* _INFORMATION PROVIDED_
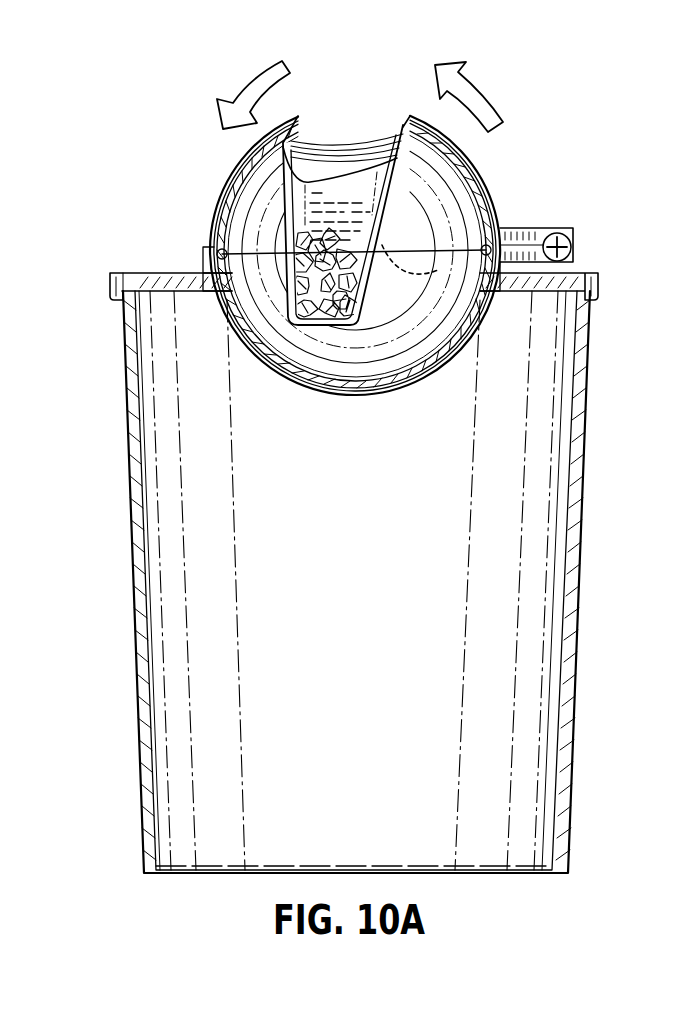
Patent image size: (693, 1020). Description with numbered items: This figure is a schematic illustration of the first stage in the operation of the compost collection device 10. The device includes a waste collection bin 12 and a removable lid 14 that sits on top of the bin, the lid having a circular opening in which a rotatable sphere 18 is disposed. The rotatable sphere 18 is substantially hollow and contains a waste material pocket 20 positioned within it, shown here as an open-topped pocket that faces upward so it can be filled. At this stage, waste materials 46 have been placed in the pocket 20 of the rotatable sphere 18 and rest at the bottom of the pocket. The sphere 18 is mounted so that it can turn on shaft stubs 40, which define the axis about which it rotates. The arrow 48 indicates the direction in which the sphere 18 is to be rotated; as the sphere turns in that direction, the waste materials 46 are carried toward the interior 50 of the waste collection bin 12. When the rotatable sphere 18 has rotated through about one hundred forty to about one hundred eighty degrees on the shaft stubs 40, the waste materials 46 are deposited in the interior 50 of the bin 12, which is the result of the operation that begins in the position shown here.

...

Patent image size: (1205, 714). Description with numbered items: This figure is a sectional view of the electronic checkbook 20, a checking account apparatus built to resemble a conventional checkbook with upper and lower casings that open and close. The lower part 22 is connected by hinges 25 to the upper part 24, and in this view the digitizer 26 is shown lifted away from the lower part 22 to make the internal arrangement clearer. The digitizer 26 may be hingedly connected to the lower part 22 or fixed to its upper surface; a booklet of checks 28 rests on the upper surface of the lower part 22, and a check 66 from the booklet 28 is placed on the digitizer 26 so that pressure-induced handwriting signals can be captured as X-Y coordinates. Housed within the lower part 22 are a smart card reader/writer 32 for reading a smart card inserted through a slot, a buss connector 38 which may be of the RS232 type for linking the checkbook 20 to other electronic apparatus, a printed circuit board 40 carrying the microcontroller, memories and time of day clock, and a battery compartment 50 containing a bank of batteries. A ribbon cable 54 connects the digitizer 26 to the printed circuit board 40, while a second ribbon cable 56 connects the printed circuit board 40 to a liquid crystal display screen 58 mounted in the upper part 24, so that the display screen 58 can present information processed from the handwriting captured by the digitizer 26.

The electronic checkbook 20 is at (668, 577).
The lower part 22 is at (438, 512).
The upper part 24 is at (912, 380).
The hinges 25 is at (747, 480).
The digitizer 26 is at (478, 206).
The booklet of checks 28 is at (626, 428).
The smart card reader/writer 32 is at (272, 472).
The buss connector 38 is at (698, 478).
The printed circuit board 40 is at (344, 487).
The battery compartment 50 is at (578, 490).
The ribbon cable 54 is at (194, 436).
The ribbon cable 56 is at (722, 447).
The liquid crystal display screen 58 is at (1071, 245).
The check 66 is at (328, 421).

---

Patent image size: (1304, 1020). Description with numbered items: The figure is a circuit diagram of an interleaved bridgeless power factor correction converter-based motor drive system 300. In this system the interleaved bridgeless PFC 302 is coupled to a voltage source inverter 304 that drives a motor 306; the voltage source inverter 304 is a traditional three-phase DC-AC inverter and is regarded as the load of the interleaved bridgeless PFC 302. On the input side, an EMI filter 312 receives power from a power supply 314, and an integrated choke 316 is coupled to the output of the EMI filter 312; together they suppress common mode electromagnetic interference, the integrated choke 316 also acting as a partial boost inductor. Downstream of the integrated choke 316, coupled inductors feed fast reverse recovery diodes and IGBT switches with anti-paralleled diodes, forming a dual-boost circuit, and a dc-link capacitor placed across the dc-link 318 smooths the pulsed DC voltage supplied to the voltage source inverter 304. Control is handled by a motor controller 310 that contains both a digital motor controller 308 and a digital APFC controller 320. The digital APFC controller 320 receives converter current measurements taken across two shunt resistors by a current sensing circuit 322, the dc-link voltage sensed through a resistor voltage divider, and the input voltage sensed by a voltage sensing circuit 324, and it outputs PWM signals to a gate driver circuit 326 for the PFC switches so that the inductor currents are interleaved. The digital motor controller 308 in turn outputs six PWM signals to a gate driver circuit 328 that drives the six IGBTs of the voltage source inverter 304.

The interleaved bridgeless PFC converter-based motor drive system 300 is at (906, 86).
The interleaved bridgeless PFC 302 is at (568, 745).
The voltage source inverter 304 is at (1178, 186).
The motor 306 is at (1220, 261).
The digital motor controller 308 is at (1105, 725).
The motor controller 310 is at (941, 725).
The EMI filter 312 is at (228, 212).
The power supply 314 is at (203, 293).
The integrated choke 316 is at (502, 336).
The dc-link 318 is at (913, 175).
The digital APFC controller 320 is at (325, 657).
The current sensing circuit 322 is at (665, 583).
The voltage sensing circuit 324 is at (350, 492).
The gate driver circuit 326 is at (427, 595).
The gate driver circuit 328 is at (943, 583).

* _YOUR TASK_
Reproduce word for word the part of the records that begins with the line containing "Patent image size: (1205, 714)." and ends with the line containing "The check 66 is at (328, 421).", including both of those lines.

* _WRITTEN RESPONSE_
Patent image size: (1205, 714). Description with numbered items: This figure is a sectional view of the electronic checkbook 20, a checking account apparatus built to resemble a conventional checkbook with upper and lower casings that open and close. The lower part 22 is connected by hinges 25 to the upper part 24, and in this view the digitizer 26 is shown lifted away from the lower part 22 to make the internal arrangement clearer. The digitizer 26 may be hingedly connected to the lower part 22 or fixed to its upper surface; a booklet of checks 28 rests on the upper surface of the lower part 22, and a check 66 from the booklet 28 is placed on the digitizer 26 so that pressure-induced handwriting signals can be captured as X-Y coordinates. Housed within the lower part 22 are a smart card reader/writer 32 for reading a smart card inserted through a slot, a buss connector 38 which may be of the RS232 type for linking the checkbook 20 to other electronic apparatus, a printed circuit board 40 carrying the microcontroller, memories and time of day clock, and a battery compartment 50 containing a bank of batteries. A ribbon cable 54 connects the digitizer 26 to the printed circuit board 40, while a second ribbon cable 56 connects the printed circuit board 40 to a liquid crystal display screen 58 mounted in the upper part 24, so that the display screen 58 can present information processed from the handwriting captured by the digitizer 26.

The electronic checkbook 20 is at (668, 577).
The lower part 22 is at (438, 512).
The upper part 24 is at (912, 380).
The hinges 25 is at (747, 480).
The digitizer 26 is at (478, 206).
The booklet of checks 28 is at (626, 428).
The smart card reader/writer 32 is at (272, 472).
The buss connector 38 is at (698, 478).
The printed circuit board 40 is at (344, 487).
The battery compartment 50 is at (578, 490).
The ribbon cable 54 is at (194, 436).
The ribbon cable 56 is at (722, 447).
The liquid crystal display screen 58 is at (1071, 245).
The check 66 is at (328, 421).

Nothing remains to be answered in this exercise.